#### Input material ####

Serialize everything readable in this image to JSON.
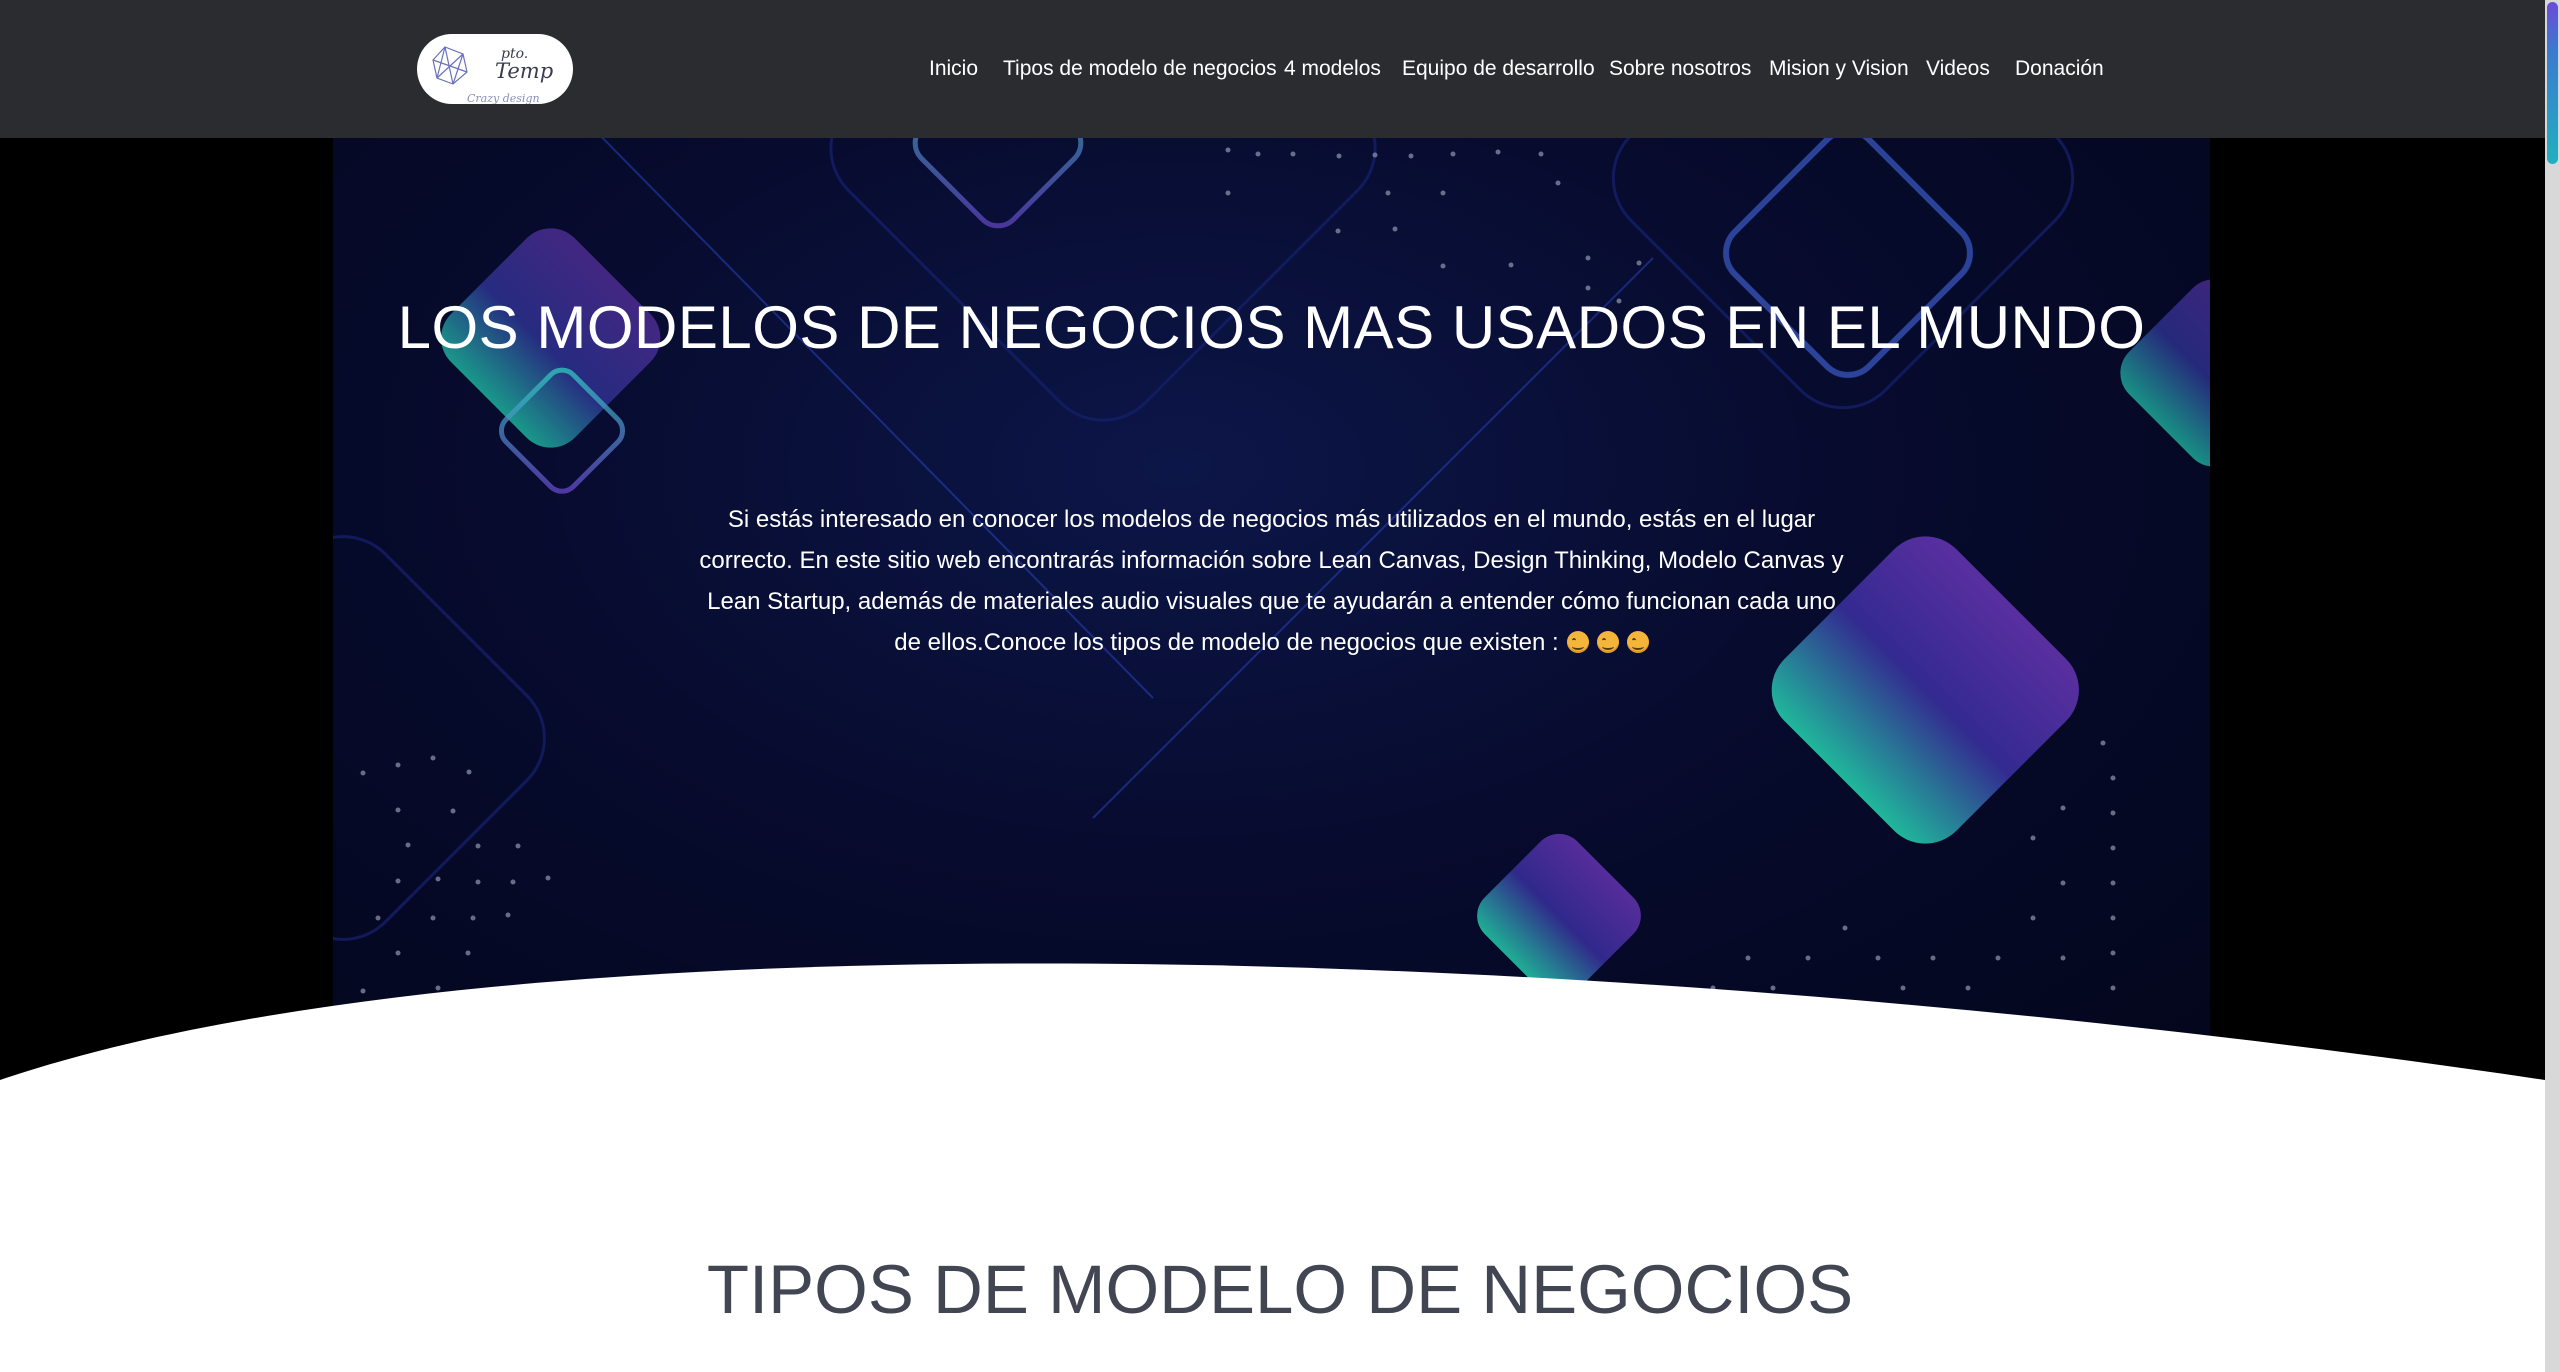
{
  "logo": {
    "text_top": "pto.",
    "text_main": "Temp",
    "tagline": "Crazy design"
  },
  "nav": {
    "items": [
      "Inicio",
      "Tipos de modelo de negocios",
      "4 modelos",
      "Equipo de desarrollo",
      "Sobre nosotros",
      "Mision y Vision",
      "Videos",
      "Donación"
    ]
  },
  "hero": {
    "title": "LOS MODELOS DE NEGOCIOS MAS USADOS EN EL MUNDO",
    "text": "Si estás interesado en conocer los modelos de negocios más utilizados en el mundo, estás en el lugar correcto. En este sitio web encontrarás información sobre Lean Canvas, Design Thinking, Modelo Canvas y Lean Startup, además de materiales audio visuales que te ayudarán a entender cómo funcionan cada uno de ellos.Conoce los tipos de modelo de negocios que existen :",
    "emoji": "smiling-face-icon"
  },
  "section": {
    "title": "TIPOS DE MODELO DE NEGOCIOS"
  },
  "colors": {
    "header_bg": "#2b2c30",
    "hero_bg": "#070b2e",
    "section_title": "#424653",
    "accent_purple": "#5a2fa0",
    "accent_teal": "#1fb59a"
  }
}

####

## [Work required]
The listing above must be printed again exactly, minus its pictures.

## [Right answer]
Serialize everything readable in this image to JSON.
{
  "logo": {
    "text_top": "pto.",
    "text_main": "Temp",
    "tagline": "Crazy design"
  },
  "nav": {
    "items": [
      "Inicio",
      "Tipos de modelo de negocios",
      "4 modelos",
      "Equipo de desarrollo",
      "Sobre nosotros",
      "Mision y Vision",
      "Videos",
      "Donación"
    ]
  },
  "hero": {
    "title": "LOS MODELOS DE NEGOCIOS MAS USADOS EN EL MUNDO",
    "text": "Si estás interesado en conocer los modelos de negocios más utilizados en el mundo, estás en el lugar correcto. En este sitio web encontrarás información sobre Lean Canvas, Design Thinking, Modelo Canvas y Lean Startup, además de materiales audio visuales que te ayudarán a entender cómo funcionan cada uno de ellos.Conoce los tipos de modelo de negocios que existen :",
    "emoji": "smiling-face-icon"
  },
  "section": {
    "title": "TIPOS DE MODELO DE NEGOCIOS"
  },
  "colors": {
    "header_bg": "#2b2c30",
    "hero_bg": "#070b2e",
    "section_title": "#424653",
    "accent_purple": "#5a2fa0",
    "accent_teal": "#1fb59a"
  }
}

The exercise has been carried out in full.